+++ MATERIAL FOR THIS TASK

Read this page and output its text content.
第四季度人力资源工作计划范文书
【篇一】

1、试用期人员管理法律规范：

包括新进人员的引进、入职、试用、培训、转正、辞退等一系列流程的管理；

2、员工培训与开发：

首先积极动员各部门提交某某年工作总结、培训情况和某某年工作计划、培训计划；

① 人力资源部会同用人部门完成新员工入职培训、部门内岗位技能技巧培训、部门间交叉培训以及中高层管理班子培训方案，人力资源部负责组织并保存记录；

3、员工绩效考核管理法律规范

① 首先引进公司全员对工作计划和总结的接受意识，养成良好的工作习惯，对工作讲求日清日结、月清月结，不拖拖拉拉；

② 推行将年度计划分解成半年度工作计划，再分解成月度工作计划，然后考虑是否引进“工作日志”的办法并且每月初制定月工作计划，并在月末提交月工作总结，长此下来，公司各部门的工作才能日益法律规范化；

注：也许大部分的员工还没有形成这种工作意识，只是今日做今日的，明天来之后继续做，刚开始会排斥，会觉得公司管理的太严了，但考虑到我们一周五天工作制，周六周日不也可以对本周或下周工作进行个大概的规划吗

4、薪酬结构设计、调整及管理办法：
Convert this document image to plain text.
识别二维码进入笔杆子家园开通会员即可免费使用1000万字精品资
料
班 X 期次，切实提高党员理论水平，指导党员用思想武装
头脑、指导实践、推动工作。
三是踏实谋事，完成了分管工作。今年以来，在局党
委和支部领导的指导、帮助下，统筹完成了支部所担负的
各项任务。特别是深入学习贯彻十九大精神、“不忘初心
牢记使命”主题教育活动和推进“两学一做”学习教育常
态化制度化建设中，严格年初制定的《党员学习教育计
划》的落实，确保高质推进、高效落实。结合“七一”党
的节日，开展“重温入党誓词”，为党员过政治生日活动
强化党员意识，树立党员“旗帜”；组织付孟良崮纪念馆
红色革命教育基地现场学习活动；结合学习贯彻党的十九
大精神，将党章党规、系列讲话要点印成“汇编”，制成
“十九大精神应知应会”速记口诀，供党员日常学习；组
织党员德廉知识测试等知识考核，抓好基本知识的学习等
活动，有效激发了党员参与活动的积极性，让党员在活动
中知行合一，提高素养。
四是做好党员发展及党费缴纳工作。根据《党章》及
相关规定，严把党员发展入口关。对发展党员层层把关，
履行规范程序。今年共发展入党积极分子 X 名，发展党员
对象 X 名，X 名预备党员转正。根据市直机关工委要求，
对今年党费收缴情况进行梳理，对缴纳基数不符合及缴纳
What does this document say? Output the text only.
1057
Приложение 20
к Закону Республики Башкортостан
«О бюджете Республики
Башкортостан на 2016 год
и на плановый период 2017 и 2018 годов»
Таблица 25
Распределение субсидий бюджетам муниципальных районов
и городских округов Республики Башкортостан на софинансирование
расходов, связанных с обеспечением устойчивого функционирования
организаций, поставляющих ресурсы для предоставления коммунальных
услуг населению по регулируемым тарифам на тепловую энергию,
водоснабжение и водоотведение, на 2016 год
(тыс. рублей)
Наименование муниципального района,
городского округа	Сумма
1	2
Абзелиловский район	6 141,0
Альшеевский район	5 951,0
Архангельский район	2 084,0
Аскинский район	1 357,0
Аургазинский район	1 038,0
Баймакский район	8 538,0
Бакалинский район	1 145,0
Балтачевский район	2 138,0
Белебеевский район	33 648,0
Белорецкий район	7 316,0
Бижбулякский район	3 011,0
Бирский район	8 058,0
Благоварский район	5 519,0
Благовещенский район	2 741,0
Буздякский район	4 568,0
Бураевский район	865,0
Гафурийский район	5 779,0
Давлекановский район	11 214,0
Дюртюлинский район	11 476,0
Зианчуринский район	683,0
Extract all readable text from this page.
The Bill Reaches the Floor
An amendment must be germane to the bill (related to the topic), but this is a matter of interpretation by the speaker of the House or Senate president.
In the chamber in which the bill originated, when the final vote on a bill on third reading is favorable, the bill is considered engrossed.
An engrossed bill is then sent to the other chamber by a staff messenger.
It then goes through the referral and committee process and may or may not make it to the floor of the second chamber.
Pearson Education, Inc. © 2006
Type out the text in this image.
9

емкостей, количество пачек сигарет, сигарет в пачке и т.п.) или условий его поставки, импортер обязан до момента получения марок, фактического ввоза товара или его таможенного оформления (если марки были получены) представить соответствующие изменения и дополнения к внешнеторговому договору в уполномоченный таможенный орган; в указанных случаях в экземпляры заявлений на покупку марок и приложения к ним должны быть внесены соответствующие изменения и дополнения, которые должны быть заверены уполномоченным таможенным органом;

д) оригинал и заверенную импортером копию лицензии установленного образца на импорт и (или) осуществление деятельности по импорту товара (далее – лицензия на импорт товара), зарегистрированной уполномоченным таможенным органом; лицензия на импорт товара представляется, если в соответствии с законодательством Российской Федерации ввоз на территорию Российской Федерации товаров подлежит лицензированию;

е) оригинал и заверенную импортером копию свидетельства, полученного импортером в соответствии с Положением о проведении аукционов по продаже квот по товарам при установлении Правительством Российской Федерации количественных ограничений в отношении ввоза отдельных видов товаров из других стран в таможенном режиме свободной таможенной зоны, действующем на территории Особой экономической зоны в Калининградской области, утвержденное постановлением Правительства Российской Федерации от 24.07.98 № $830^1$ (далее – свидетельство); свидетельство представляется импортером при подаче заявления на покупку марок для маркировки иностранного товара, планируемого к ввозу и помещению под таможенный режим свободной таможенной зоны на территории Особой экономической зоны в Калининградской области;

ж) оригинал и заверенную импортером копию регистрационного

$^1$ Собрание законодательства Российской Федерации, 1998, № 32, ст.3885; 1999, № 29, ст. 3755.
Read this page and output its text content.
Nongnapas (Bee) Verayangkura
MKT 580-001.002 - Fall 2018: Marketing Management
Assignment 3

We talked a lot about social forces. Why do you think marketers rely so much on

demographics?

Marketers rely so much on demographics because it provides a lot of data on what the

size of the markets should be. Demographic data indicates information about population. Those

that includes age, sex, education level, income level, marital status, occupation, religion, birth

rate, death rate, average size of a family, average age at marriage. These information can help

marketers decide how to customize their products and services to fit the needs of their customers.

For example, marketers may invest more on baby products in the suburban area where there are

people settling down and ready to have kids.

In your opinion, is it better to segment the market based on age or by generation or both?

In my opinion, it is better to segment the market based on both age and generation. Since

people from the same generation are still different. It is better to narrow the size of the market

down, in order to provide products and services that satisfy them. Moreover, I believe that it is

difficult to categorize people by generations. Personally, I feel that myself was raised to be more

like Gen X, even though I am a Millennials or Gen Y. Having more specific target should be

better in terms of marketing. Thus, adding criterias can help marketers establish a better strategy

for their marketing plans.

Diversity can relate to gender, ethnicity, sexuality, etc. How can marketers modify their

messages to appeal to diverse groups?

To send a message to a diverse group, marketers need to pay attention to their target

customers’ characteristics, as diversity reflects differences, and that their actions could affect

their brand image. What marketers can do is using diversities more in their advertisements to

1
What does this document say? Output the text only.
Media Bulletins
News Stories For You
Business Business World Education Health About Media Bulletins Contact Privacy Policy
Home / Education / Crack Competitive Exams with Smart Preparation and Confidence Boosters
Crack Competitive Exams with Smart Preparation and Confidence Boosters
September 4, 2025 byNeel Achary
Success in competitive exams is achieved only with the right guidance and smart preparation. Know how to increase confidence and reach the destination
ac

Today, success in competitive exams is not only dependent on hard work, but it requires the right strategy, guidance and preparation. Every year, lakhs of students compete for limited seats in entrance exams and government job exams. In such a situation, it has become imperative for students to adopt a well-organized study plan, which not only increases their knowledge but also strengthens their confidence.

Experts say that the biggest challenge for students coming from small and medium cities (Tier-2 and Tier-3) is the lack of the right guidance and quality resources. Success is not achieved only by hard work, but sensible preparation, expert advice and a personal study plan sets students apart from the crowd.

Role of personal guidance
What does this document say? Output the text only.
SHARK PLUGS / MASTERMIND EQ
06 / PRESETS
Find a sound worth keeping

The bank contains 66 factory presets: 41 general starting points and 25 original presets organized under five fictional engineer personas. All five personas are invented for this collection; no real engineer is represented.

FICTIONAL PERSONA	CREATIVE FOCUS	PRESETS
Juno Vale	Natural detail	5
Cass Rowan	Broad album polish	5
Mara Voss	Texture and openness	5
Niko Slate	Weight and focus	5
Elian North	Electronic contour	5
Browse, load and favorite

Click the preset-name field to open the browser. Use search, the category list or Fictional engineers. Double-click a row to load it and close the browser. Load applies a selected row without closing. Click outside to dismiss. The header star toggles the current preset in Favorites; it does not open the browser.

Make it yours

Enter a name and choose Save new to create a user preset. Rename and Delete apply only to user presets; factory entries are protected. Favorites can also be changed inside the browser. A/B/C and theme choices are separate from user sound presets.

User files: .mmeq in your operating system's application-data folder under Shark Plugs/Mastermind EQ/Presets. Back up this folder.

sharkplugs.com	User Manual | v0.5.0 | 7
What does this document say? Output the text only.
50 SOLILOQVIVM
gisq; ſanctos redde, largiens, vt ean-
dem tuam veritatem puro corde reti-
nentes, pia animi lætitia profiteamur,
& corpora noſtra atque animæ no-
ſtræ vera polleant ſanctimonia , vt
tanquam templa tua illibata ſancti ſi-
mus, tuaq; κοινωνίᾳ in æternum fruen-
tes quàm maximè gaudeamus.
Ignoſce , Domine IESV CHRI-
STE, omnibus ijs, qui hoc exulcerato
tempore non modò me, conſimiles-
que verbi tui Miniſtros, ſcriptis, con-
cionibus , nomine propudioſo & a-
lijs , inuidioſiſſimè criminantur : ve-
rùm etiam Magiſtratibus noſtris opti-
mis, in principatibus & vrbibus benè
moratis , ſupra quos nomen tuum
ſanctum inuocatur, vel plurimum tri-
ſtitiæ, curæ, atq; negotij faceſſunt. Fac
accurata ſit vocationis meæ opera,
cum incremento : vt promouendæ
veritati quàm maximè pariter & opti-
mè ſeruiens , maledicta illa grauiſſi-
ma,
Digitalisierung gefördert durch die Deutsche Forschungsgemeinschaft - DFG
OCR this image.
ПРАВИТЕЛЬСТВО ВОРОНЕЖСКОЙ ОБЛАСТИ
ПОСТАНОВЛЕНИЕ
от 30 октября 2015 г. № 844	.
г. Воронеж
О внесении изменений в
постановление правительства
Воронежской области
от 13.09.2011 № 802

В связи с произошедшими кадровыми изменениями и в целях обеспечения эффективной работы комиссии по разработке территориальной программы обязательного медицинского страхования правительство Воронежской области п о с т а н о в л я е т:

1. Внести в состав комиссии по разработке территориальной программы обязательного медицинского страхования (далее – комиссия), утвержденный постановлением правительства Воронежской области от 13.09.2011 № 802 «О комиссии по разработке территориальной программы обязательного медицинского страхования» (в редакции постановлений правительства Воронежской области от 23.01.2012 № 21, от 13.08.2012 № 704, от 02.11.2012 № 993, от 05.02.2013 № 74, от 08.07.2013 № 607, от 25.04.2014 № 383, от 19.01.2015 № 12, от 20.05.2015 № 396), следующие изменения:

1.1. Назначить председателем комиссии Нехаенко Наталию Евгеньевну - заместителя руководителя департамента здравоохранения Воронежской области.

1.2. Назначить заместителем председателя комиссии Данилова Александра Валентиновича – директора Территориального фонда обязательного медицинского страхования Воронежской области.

++++++

Lines containing the string "from" are to be selected and copied.

Extract all readable text from this page.
people from the same generation are still different. It is better to narrow the size of the market
Experts say that the biggest challenge for students coming from small and medium cities (Tier-2 and Tier-3) is the lack of the right guidance and quality resources. Success is not achieved only by hard work, but sensible preparation, expert advice and a personal study plan sets students apart from the crowd.
Enter a name and choose Save new to create a user preset. Rename and Delete apply only to user presets; factory entries are protected. Favorites can also be changed inside the browser. A/B/C and theme choices are separate from user sound presets.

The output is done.